(Directive)
Only a number is expected: how many lines in the data below contain the word "Phone".

(Records supplied)
-- Start --
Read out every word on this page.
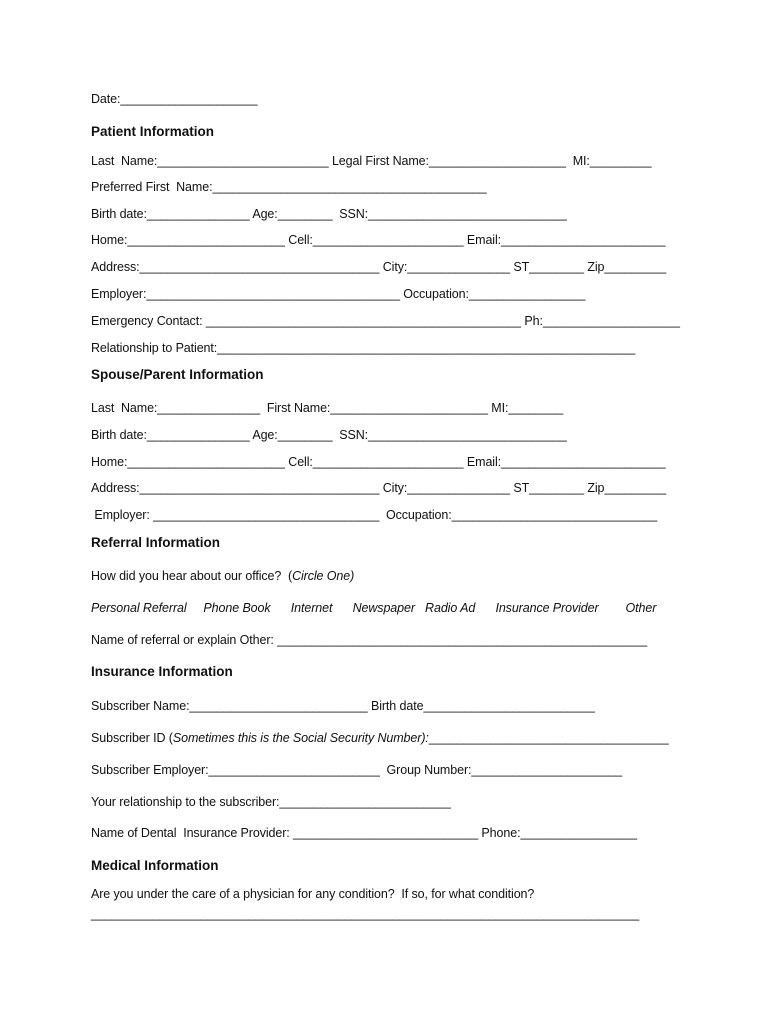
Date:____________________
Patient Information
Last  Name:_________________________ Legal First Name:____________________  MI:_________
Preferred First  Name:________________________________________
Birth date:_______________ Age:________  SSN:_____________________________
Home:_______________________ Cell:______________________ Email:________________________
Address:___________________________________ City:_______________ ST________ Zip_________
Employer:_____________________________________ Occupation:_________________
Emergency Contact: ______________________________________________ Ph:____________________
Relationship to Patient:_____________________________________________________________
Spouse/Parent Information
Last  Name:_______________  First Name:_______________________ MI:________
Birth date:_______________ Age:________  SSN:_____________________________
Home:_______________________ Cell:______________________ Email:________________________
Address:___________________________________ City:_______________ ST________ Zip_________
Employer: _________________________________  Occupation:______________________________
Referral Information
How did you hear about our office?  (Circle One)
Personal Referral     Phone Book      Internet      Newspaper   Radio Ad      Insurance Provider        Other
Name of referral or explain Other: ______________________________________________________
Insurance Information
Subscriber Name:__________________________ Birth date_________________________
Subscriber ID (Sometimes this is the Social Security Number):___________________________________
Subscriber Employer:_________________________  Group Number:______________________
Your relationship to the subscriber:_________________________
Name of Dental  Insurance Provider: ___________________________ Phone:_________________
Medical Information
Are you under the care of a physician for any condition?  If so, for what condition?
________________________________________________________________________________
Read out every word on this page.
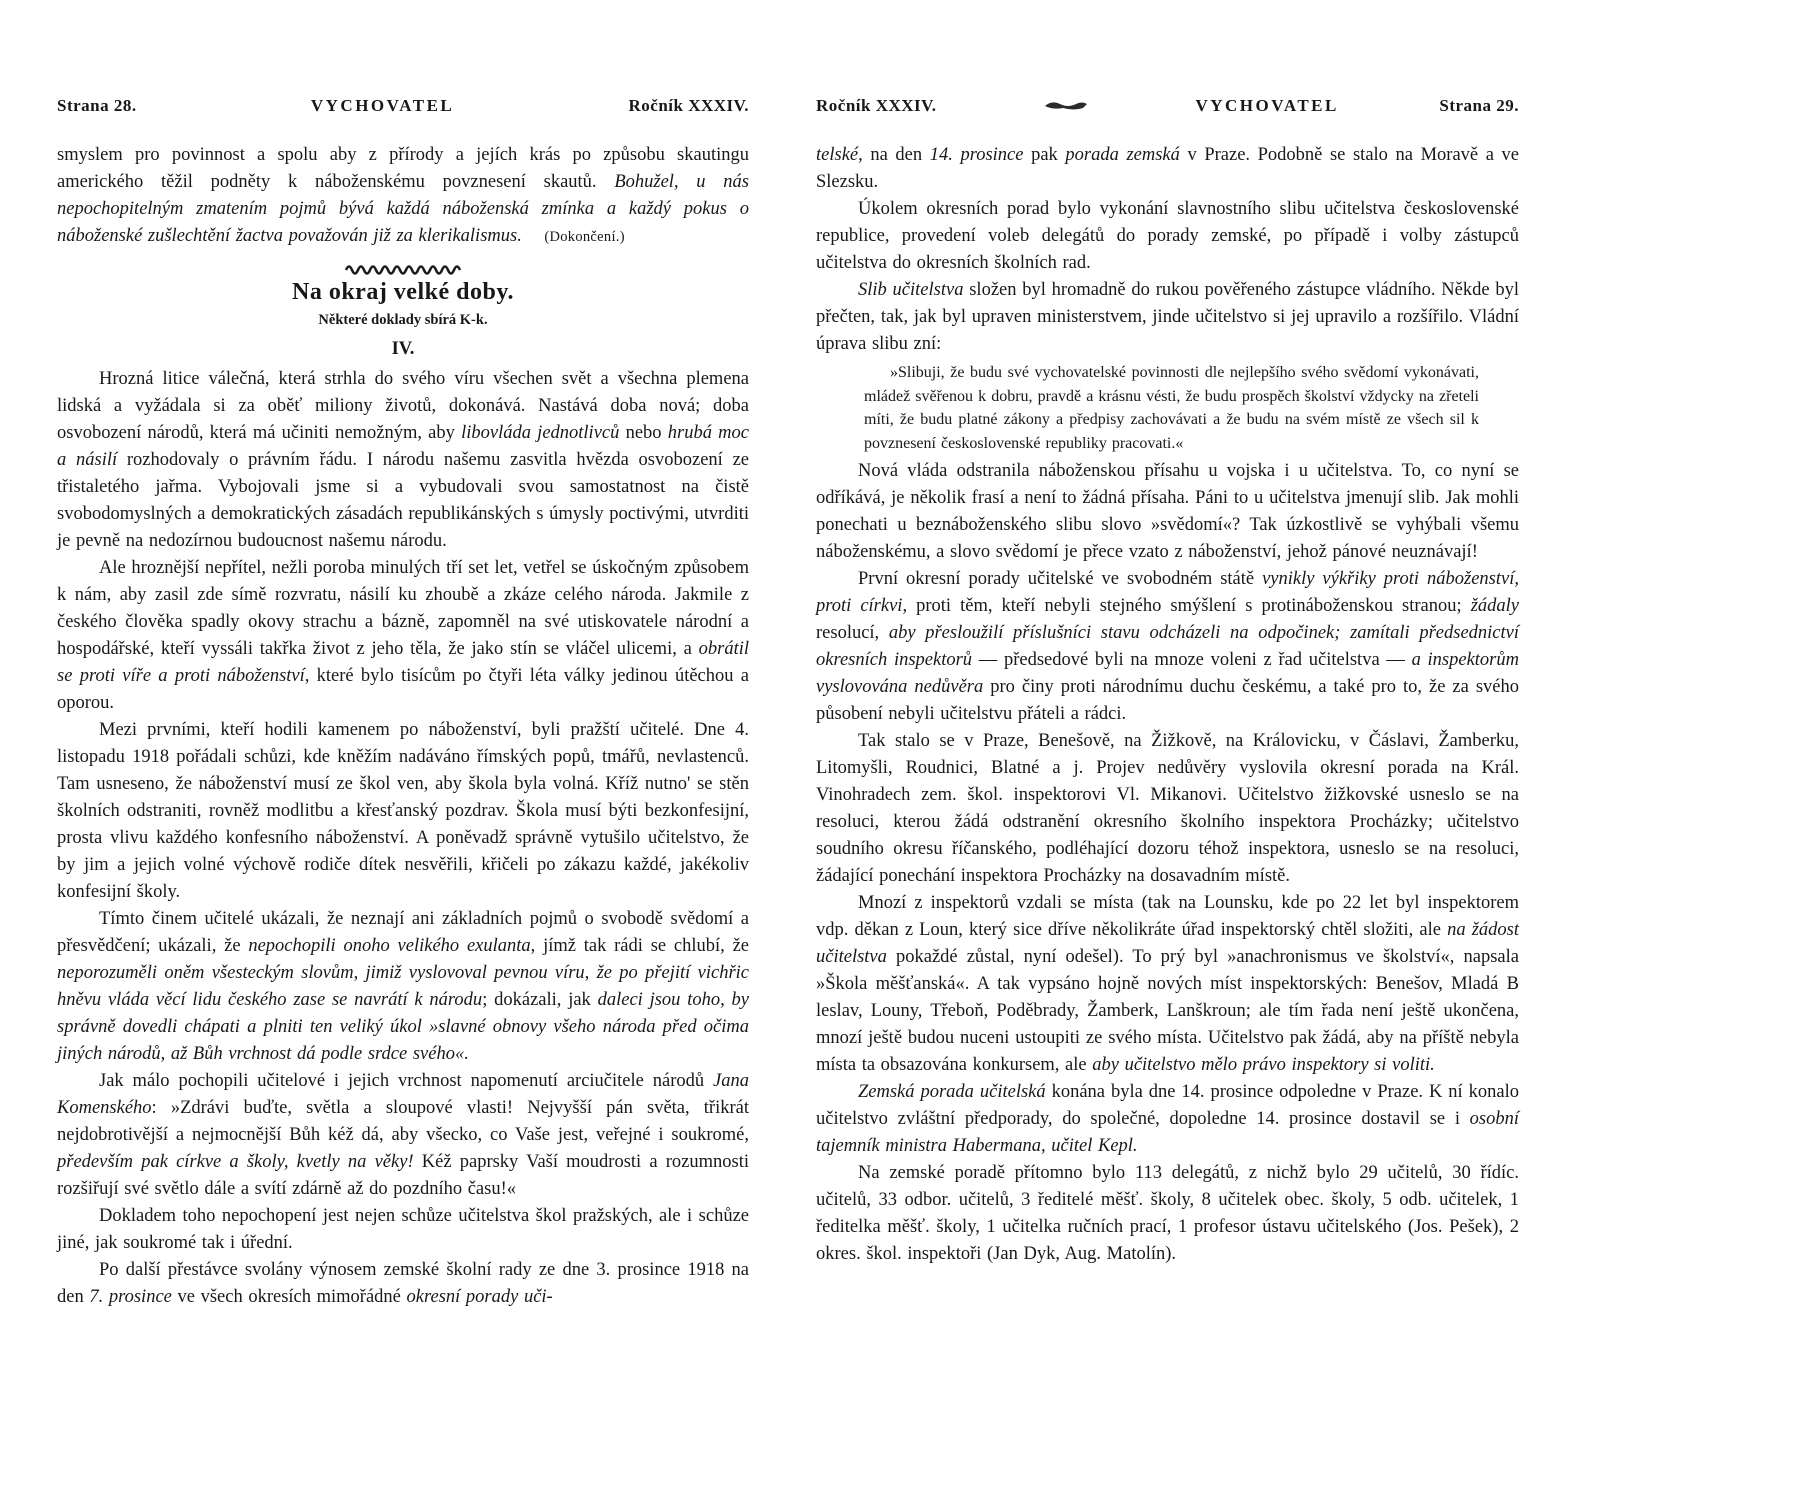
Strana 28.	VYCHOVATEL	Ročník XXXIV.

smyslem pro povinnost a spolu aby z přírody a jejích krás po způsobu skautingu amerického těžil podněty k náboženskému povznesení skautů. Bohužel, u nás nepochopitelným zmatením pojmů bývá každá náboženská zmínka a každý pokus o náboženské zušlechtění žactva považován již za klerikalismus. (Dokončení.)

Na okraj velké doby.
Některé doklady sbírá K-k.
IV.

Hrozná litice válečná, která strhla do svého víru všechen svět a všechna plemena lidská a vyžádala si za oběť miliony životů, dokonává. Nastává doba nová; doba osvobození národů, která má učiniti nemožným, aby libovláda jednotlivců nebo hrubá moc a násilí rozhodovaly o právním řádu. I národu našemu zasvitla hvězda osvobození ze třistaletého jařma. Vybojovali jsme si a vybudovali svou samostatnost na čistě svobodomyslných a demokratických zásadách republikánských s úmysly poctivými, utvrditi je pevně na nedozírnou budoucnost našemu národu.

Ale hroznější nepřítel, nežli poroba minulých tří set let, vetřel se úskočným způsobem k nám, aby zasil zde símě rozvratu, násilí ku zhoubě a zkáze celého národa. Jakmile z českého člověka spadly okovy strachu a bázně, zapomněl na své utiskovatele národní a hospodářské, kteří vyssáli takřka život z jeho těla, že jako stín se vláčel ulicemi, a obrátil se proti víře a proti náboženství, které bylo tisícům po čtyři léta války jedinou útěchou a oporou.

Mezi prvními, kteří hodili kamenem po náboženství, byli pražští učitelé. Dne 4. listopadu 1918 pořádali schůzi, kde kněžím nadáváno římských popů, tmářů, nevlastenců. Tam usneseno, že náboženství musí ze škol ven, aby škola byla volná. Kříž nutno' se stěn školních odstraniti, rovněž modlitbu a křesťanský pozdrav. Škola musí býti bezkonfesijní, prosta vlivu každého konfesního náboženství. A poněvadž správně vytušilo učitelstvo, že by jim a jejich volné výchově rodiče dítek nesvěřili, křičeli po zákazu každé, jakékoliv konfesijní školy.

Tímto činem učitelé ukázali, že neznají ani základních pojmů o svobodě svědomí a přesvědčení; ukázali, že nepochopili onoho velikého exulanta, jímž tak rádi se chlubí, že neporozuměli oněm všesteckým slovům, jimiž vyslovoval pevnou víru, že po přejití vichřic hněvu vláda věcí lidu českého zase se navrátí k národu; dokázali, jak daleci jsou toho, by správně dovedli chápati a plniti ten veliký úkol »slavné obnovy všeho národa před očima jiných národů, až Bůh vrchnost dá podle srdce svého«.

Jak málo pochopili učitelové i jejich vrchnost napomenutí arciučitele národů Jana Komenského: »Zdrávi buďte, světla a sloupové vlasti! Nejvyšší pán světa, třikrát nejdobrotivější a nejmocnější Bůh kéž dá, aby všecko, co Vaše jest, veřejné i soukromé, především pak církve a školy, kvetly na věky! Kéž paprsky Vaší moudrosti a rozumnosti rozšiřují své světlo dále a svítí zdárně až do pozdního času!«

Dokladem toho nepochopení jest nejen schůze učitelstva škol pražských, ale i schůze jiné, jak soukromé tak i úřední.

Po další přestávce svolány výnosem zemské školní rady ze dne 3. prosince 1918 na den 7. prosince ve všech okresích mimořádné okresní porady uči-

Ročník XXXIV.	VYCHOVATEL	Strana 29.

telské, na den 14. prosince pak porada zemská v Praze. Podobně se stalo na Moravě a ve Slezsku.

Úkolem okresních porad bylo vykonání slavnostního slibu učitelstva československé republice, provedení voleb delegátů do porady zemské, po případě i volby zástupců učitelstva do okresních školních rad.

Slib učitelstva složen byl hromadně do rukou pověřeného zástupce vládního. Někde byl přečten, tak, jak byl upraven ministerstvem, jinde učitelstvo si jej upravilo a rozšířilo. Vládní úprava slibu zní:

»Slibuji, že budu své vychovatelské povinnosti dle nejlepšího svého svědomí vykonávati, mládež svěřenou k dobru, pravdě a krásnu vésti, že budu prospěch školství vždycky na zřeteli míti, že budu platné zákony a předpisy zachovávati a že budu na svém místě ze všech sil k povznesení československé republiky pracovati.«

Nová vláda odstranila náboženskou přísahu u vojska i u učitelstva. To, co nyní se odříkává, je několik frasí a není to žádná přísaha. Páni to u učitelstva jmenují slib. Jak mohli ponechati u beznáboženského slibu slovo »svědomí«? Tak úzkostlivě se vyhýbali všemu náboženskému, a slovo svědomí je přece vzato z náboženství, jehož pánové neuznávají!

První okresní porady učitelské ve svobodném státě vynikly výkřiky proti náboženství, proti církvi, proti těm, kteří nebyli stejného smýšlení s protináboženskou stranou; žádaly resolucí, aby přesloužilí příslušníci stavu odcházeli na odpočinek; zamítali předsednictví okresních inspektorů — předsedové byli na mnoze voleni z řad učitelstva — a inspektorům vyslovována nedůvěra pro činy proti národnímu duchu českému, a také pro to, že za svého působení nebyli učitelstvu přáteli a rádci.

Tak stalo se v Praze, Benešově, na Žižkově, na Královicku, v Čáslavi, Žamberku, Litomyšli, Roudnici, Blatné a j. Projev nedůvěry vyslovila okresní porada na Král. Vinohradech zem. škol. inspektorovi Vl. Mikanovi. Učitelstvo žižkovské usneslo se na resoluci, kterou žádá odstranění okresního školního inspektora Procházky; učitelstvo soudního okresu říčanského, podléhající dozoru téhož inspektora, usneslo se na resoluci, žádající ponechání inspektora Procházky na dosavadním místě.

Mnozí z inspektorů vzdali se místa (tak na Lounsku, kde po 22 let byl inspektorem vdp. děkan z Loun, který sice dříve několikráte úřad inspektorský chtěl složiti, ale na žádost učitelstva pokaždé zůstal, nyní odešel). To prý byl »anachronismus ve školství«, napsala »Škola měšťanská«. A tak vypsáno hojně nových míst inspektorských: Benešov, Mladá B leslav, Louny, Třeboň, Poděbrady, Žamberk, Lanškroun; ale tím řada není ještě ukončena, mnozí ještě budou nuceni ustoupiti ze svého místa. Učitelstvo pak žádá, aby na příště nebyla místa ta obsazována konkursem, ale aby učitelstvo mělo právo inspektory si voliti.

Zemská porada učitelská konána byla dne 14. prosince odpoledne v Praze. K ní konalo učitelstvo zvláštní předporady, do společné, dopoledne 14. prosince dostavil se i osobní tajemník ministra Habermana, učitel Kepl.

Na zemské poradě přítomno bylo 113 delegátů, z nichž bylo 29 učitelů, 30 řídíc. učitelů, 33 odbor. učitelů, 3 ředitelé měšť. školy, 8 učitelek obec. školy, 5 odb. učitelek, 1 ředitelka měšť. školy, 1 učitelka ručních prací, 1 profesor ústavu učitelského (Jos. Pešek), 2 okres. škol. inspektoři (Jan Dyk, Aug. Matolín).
-- End --
(Exercise response)
2